— start of Listed entries —

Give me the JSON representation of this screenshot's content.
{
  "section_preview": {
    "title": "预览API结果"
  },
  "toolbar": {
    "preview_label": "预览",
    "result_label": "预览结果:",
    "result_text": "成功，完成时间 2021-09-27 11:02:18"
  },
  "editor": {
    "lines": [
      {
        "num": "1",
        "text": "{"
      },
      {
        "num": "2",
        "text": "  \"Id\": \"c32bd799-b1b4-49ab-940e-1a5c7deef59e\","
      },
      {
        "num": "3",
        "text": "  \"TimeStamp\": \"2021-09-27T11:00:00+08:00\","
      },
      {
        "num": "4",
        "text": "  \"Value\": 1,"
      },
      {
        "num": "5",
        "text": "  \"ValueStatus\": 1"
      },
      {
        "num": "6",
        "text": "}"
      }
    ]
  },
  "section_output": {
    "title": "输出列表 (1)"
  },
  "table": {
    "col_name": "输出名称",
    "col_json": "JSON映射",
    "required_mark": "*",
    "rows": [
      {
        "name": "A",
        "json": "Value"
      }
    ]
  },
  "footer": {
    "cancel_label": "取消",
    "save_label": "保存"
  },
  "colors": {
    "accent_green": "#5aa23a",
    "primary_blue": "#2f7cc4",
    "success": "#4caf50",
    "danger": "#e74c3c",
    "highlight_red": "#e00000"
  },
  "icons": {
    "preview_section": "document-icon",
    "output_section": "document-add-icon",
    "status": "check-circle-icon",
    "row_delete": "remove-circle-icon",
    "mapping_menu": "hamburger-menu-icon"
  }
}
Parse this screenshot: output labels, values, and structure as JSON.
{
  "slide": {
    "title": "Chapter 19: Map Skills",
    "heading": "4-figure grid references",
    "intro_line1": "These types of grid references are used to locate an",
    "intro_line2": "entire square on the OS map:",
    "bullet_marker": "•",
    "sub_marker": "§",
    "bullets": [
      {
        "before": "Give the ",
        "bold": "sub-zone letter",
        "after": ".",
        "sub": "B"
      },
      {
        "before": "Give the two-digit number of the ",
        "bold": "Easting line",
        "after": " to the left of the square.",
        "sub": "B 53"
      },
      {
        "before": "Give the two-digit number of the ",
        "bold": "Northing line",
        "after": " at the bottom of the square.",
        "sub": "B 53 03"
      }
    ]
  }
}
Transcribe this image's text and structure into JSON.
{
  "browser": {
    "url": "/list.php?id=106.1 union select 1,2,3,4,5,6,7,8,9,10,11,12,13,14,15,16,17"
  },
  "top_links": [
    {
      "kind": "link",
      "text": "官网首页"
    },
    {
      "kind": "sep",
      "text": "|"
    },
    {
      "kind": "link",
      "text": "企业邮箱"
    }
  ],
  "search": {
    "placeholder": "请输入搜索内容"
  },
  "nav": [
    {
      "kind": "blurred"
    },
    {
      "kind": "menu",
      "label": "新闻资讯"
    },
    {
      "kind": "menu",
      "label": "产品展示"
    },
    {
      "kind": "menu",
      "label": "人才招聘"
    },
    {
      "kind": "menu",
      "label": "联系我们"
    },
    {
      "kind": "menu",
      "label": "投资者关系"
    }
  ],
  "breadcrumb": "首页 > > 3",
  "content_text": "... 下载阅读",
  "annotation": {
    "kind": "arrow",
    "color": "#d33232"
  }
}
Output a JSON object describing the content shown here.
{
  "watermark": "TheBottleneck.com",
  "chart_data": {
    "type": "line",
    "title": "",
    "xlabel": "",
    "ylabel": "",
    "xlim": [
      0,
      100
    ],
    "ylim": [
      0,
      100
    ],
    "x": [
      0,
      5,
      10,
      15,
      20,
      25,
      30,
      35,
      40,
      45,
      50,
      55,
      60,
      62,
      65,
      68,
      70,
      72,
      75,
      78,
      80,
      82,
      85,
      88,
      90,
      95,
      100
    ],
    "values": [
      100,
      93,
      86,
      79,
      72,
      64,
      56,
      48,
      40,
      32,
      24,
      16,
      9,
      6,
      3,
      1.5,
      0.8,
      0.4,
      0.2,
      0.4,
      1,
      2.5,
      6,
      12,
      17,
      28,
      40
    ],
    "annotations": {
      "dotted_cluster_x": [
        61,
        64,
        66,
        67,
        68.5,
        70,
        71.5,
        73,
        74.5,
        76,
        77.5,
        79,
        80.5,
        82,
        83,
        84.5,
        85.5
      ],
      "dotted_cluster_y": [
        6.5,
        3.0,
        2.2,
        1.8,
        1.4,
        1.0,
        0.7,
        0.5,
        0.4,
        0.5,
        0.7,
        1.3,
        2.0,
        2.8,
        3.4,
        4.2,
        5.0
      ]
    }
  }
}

— end of Listed entries —

- **Description of the task**: Looking at the listing above, count the lines that contain "grid" and give nothing but the number.

- **Output of the exercise**: 2